*TASK INSTRUCTIONS:* Reproduce every line of the material below, character for character and in its original order.

[START SOURCE MATERIAL]

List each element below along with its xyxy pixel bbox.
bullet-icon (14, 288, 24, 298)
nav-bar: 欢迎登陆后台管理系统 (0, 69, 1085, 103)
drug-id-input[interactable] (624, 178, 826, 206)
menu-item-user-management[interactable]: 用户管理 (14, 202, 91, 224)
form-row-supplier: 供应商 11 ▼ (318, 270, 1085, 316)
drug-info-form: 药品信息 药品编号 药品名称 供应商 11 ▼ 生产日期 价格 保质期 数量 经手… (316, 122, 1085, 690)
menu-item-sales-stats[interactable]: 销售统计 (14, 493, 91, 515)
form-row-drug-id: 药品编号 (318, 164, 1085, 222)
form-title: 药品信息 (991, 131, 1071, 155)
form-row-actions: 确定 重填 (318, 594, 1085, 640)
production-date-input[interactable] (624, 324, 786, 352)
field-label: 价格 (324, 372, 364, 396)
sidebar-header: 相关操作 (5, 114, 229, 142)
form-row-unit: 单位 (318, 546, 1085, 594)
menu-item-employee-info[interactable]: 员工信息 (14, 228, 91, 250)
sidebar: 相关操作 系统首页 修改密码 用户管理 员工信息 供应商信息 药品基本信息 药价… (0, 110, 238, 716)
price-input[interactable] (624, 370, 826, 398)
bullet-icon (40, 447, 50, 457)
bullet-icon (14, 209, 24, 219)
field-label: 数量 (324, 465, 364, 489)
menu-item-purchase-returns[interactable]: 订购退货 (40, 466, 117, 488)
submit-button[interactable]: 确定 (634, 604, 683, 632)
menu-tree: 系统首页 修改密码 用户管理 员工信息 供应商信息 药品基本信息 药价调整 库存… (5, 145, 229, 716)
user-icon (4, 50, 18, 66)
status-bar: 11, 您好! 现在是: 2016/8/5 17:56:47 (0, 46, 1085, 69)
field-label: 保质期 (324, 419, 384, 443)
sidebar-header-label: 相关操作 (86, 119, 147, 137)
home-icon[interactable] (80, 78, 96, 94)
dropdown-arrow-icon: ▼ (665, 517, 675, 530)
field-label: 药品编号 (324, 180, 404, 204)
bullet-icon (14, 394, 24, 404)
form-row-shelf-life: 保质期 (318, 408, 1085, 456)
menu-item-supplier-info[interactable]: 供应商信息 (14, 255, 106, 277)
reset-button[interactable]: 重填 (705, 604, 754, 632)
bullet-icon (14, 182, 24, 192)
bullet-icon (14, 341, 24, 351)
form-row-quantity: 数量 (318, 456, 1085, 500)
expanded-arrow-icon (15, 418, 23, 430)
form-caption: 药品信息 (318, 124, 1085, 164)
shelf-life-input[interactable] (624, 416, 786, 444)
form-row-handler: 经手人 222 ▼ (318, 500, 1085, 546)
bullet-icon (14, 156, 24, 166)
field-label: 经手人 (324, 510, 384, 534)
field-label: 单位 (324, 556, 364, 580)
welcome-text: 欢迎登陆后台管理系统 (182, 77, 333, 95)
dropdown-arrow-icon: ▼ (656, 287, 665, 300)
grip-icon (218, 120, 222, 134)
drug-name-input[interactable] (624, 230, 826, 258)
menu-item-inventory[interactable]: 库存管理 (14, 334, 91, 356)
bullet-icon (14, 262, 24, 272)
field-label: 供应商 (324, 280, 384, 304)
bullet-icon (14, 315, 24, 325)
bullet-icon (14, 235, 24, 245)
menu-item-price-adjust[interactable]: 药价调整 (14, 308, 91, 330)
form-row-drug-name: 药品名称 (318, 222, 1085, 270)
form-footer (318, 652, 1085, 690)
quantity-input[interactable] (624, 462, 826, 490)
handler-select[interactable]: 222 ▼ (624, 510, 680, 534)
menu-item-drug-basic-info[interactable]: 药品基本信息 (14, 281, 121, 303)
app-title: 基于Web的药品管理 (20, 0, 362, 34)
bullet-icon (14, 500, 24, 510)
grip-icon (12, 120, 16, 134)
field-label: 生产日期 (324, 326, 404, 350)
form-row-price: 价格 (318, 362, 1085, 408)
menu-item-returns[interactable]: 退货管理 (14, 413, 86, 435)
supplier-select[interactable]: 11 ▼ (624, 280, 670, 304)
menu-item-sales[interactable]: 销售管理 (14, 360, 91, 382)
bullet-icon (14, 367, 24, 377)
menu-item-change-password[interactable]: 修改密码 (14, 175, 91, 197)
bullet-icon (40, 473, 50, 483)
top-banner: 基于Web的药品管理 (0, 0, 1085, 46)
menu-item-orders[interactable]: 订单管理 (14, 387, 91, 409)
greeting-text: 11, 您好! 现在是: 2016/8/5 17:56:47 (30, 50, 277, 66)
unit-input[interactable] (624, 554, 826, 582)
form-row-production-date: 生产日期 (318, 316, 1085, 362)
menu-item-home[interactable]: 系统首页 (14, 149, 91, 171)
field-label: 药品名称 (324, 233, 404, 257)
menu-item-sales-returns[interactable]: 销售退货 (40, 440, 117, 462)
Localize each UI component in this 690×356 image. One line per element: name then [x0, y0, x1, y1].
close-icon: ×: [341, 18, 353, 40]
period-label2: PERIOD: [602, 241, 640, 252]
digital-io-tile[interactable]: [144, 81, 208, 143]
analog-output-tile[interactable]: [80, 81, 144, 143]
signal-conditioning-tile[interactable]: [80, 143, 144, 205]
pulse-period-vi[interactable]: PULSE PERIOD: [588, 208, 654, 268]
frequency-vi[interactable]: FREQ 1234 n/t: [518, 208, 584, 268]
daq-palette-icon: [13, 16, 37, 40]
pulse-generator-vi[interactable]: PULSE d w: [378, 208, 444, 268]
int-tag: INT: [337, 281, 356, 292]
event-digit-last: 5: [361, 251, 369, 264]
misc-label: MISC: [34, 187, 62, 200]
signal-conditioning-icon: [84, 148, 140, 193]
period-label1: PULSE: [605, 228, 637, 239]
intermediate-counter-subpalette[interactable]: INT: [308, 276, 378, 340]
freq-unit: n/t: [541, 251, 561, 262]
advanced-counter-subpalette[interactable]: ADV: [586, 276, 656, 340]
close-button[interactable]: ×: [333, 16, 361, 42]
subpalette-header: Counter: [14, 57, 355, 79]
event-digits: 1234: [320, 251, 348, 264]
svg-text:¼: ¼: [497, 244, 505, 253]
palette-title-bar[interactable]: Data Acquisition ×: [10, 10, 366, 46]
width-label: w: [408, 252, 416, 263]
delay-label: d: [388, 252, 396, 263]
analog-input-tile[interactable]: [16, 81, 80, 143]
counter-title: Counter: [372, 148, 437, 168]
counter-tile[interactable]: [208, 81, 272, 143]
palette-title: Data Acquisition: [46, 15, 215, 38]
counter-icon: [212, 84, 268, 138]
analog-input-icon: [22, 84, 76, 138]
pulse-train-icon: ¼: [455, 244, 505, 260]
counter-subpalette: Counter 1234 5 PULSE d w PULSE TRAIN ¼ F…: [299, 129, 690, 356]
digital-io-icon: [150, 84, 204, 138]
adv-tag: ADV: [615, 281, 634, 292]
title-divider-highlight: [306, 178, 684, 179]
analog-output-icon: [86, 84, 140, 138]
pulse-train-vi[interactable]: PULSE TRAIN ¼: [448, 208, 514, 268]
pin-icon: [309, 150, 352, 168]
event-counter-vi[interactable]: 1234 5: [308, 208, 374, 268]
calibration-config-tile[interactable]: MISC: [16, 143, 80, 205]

[END SOURCE MATERIAL]

*THE COMPLETED TASK:*
List each element below along with its xyxy pixel bbox.
bullet-icon (14, 288, 24, 298)
nav-bar: 欢迎登陆后台管理系统 (0, 69, 1085, 103)
drug-id-input[interactable] (624, 178, 826, 206)
menu-item-user-management[interactable]: 用户管理 (14, 202, 91, 224)
form-row-supplier: 供应商 11 ▼ (318, 270, 1085, 316)
drug-info-form: 药品信息 药品编号 药品名称 供应商 11 ▼ 生产日期 价格 保质期 数量 经手… (316, 122, 1085, 690)
menu-item-sales-stats[interactable]: 销售统计 (14, 493, 91, 515)
form-row-drug-id: 药品编号 (318, 164, 1085, 222)
form-title: 药品信息 (991, 131, 1071, 155)
form-row-actions: 确定 重填 (318, 594, 1085, 640)
production-date-input[interactable] (624, 324, 786, 352)
field-label: 价格 (324, 372, 364, 396)
sidebar-header: 相关操作 (5, 114, 229, 142)
form-row-unit: 单位 (318, 546, 1085, 594)
menu-item-employee-info[interactable]: 员工信息 (14, 228, 91, 250)
sidebar: 相关操作 系统首页 修改密码 用户管理 员工信息 供应商信息 药品基本信息 药价… (0, 110, 238, 716)
price-input[interactable] (624, 370, 826, 398)
bullet-icon (40, 447, 50, 457)
bullet-icon (14, 209, 24, 219)
field-label: 数量 (324, 465, 364, 489)
menu-item-purchase-returns[interactable]: 订购退货 (40, 466, 117, 488)
submit-button[interactable]: 确定 (634, 604, 683, 632)
menu-tree: 系统首页 修改密码 用户管理 员工信息 供应商信息 药品基本信息 药价调整 库存… (5, 145, 229, 716)
user-icon (4, 50, 18, 66)
status-bar: 11, 您好! 现在是: 2016/8/5 17:56:47 (0, 46, 1085, 69)
field-label: 保质期 (324, 419, 384, 443)
sidebar-header-label: 相关操作 (86, 119, 147, 137)
home-icon[interactable] (80, 78, 96, 94)
dropdown-arrow-icon: ▼ (665, 517, 675, 530)
field-label: 药品编号 (324, 180, 404, 204)
bullet-icon (14, 394, 24, 404)
form-row-shelf-life: 保质期 (318, 408, 1085, 456)
menu-item-supplier-info[interactable]: 供应商信息 (14, 255, 106, 277)
reset-button[interactable]: 重填 (705, 604, 754, 632)
bullet-icon (14, 182, 24, 192)
bullet-icon (14, 341, 24, 351)
form-row-quantity: 数量 (318, 456, 1085, 500)
expanded-arrow-icon (15, 418, 23, 430)
form-caption: 药品信息 (318, 124, 1085, 164)
shelf-life-input[interactable] (624, 416, 786, 444)
form-row-handler: 经手人 222 ▼ (318, 500, 1085, 546)
bullet-icon (14, 156, 24, 166)
field-label: 经手人 (324, 510, 384, 534)
field-label: 单位 (324, 556, 364, 580)
welcome-text: 欢迎登陆后台管理系统 (182, 77, 333, 95)
dropdown-arrow-icon: ▼ (656, 287, 665, 300)
grip-icon (218, 120, 222, 134)
drug-name-input[interactable] (624, 230, 826, 258)
menu-item-inventory[interactable]: 库存管理 (14, 334, 91, 356)
bullet-icon (14, 262, 24, 272)
field-label: 供应商 (324, 280, 384, 304)
bullet-icon (14, 315, 24, 325)
bullet-icon (14, 235, 24, 245)
menu-item-price-adjust[interactable]: 药价调整 (14, 308, 91, 330)
form-row-drug-name: 药品名称 (318, 222, 1085, 270)
form-footer (318, 652, 1085, 690)
quantity-input[interactable] (624, 462, 826, 490)
handler-select[interactable]: 222 ▼ (624, 510, 680, 534)
menu-item-drug-basic-info[interactable]: 药品基本信息 (14, 281, 121, 303)
app-title: 基于Web的药品管理 (20, 0, 362, 34)
bullet-icon (14, 500, 24, 510)
grip-icon (12, 120, 16, 134)
field-label: 生产日期 (324, 326, 404, 350)
form-row-price: 价格 (318, 362, 1085, 408)
menu-item-returns[interactable]: 退货管理 (14, 413, 86, 435)
supplier-select[interactable]: 11 ▼ (624, 280, 670, 304)
menu-item-sales[interactable]: 销售管理 (14, 360, 91, 382)
bullet-icon (14, 367, 24, 377)
menu-item-change-password[interactable]: 修改密码 (14, 175, 91, 197)
bullet-icon (40, 473, 50, 483)
top-banner: 基于Web的药品管理 (0, 0, 1085, 46)
menu-item-orders[interactable]: 订单管理 (14, 387, 91, 409)
greeting-text: 11, 您好! 现在是: 2016/8/5 17:56:47 (30, 50, 277, 66)
unit-input[interactable] (624, 554, 826, 582)
form-row-production-date: 生产日期 (318, 316, 1085, 362)
menu-item-home[interactable]: 系统首页 (14, 149, 91, 171)
field-label: 药品名称 (324, 233, 404, 257)
menu-item-sales-returns[interactable]: 销售退货 (40, 440, 117, 462)
Localize each UI component in this 690×356 image. One line per element: name then [x0, y0, x1, y1].
close-icon: ×: [341, 18, 353, 40]
period-label2: PERIOD: [602, 241, 640, 252]
digital-io-tile[interactable]: [144, 81, 208, 143]
analog-output-tile[interactable]: [80, 81, 144, 143]
signal-conditioning-tile[interactable]: [80, 143, 144, 205]
pulse-period-vi[interactable]: PULSE PERIOD: [588, 208, 654, 268]
frequency-vi[interactable]: FREQ 1234 n/t: [518, 208, 584, 268]
daq-palette-icon: [13, 16, 37, 40]
pulse-generator-vi[interactable]: PULSE d w: [378, 208, 444, 268]
int-tag: INT: [337, 281, 356, 292]
event-digit-last: 5: [361, 251, 369, 264]
misc-label: MISC: [34, 187, 62, 200]
signal-conditioning-icon: [84, 148, 140, 193]
period-label1: PULSE: [605, 228, 637, 239]
intermediate-counter-subpalette[interactable]: INT: [308, 276, 378, 340]
freq-unit: n/t: [541, 251, 561, 262]
advanced-counter-subpalette[interactable]: ADV: [586, 276, 656, 340]
close-button[interactable]: ×: [333, 16, 361, 42]
subpalette-header: Counter: [14, 57, 355, 79]
event-digits: 1234: [320, 251, 348, 264]
svg-text:¼: ¼: [497, 244, 505, 253]
palette-title-bar[interactable]: Data Acquisition ×: [10, 10, 366, 46]
width-label: w: [408, 252, 416, 263]
delay-label: d: [388, 252, 396, 263]
analog-input-tile[interactable]: [16, 81, 80, 143]
counter-title: Counter: [372, 148, 437, 168]
counter-tile[interactable]: [208, 81, 272, 143]
palette-title: Data Acquisition: [46, 15, 215, 38]
counter-icon: [212, 84, 268, 138]
analog-input-icon: [22, 84, 76, 138]
pulse-train-icon: ¼: [455, 244, 505, 260]
counter-subpalette: Counter 1234 5 PULSE d w PULSE TRAIN ¼ F…: [299, 129, 690, 356]
digital-io-icon: [150, 84, 204, 138]
adv-tag: ADV: [615, 281, 634, 292]
title-divider-highlight: [306, 178, 684, 179]
analog-output-icon: [86, 84, 140, 138]
pulse-train-vi[interactable]: PULSE TRAIN ¼: [448, 208, 514, 268]
pin-icon: [309, 150, 352, 168]
event-counter-vi[interactable]: 1234 5: [308, 208, 374, 268]
calibration-config-tile[interactable]: MISC: [16, 143, 80, 205]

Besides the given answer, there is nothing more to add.